-- Required work --
Show every line in the records below that contains the word "ylabel".

— Begin Excerpted records —

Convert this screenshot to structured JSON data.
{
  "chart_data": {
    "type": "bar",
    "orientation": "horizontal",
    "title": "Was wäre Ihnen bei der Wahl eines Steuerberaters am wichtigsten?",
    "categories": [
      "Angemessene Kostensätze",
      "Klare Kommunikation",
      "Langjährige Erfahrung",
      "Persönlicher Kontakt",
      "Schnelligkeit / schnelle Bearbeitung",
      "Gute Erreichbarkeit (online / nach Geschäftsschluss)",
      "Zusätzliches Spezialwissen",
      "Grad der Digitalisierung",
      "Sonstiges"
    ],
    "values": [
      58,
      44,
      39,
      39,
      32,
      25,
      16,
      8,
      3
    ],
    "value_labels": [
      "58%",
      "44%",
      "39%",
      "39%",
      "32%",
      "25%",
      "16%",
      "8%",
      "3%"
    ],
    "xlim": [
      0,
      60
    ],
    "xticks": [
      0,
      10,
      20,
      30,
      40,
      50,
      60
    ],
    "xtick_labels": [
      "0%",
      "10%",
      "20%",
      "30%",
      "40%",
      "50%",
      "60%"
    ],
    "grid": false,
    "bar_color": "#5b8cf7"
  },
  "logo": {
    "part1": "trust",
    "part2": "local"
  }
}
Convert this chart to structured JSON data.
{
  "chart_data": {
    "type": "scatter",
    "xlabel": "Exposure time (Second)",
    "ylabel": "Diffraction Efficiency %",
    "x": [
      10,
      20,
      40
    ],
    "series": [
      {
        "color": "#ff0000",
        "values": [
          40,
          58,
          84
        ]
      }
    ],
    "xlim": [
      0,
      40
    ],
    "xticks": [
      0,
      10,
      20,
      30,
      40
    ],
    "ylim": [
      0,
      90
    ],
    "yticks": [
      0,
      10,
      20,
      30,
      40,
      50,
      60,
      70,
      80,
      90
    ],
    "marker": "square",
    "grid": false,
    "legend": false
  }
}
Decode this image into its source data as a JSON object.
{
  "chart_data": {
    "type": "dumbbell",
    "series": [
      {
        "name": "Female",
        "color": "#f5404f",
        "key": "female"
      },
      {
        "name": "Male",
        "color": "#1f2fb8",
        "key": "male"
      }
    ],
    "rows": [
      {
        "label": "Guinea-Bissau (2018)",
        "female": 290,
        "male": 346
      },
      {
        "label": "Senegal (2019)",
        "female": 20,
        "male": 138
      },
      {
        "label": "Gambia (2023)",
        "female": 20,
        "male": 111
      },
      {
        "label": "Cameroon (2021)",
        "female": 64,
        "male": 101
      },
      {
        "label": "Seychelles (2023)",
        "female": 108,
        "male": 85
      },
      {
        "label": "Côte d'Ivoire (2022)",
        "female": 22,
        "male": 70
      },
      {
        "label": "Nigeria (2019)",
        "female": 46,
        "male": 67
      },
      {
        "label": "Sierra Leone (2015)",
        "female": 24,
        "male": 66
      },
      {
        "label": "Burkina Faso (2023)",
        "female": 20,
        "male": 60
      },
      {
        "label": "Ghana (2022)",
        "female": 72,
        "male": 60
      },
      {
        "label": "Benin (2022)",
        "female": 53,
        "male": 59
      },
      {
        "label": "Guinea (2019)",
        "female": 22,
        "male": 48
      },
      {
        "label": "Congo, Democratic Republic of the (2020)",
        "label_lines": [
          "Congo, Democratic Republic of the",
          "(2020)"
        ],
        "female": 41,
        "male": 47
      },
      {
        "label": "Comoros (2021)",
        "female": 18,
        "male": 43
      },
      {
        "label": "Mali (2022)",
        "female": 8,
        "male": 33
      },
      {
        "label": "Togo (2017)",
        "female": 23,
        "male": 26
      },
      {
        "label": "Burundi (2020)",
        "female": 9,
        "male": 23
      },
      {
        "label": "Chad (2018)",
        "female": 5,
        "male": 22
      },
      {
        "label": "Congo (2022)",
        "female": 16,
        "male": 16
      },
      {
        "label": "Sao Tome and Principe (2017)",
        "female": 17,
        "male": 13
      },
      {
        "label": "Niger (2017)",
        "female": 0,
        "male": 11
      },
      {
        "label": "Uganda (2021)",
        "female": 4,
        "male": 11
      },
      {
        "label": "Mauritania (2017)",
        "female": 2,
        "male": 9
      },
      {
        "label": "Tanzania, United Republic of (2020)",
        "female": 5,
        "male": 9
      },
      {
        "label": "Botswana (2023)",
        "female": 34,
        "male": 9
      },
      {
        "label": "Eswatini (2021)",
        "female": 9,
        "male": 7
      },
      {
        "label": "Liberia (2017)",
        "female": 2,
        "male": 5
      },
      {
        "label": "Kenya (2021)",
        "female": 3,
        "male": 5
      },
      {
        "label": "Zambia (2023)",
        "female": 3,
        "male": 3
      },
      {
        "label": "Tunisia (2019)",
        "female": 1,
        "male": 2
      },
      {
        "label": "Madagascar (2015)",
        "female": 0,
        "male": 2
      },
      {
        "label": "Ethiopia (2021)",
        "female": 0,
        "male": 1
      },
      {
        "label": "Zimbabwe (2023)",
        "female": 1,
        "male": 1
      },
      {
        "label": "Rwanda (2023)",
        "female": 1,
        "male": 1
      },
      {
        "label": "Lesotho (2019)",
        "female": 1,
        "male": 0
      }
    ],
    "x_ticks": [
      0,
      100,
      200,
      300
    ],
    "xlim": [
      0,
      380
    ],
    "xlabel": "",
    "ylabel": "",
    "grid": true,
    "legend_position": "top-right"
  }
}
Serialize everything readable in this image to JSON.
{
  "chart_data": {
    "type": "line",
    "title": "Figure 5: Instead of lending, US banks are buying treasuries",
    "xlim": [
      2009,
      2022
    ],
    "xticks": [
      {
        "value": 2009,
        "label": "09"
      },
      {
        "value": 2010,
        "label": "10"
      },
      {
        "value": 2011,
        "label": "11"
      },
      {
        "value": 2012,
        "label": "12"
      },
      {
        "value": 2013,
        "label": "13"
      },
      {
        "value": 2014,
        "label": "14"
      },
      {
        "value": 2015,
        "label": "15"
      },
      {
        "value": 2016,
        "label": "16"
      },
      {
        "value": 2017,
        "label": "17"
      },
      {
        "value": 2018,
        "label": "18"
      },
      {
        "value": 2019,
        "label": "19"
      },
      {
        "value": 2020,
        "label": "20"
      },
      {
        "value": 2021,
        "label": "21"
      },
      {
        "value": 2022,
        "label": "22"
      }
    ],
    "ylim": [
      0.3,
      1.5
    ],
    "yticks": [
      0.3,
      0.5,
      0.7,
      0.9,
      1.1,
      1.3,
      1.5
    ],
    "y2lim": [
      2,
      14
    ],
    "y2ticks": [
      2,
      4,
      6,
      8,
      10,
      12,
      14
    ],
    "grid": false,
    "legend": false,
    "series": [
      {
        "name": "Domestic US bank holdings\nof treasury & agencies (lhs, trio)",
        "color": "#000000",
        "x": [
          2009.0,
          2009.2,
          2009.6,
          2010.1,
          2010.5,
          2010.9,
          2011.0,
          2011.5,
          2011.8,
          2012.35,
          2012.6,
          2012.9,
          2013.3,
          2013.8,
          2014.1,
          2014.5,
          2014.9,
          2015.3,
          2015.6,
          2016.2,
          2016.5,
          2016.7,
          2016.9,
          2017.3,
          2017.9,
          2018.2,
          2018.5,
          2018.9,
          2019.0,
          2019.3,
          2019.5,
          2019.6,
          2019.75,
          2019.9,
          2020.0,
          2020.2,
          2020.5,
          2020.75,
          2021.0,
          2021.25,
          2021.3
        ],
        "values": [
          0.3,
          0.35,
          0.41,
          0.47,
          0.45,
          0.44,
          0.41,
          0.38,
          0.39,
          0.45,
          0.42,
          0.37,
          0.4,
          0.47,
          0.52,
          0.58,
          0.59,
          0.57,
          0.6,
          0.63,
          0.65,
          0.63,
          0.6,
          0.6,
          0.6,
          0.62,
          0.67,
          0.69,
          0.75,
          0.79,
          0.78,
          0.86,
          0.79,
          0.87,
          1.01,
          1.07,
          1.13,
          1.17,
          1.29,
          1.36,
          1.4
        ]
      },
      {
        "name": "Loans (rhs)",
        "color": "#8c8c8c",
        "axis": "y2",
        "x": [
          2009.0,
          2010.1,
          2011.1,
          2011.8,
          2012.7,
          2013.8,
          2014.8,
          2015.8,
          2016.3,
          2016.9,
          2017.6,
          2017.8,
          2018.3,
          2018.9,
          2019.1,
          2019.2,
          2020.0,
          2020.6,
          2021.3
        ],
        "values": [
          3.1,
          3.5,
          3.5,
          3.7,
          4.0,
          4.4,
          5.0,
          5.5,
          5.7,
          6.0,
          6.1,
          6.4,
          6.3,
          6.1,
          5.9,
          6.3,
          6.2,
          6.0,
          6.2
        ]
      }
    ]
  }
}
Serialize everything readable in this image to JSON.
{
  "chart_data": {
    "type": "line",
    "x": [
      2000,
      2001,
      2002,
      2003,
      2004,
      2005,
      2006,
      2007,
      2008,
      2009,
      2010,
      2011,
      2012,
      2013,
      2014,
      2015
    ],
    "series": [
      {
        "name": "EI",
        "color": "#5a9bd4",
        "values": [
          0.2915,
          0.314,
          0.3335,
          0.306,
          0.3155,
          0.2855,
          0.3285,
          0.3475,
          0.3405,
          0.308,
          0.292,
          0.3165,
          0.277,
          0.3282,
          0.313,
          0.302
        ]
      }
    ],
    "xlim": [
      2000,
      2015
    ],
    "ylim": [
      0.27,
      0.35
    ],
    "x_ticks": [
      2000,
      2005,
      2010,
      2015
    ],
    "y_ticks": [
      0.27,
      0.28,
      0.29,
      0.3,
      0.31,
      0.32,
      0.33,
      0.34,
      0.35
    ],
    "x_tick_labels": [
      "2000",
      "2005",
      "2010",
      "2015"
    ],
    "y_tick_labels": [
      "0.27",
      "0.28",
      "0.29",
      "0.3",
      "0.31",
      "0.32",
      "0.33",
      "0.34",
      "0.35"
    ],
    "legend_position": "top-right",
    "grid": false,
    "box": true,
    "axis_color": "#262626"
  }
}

— End Excerpted records —

-- Solution to the problem --
    "ylabel": "Diffraction Efficiency %",
    "ylabel": "",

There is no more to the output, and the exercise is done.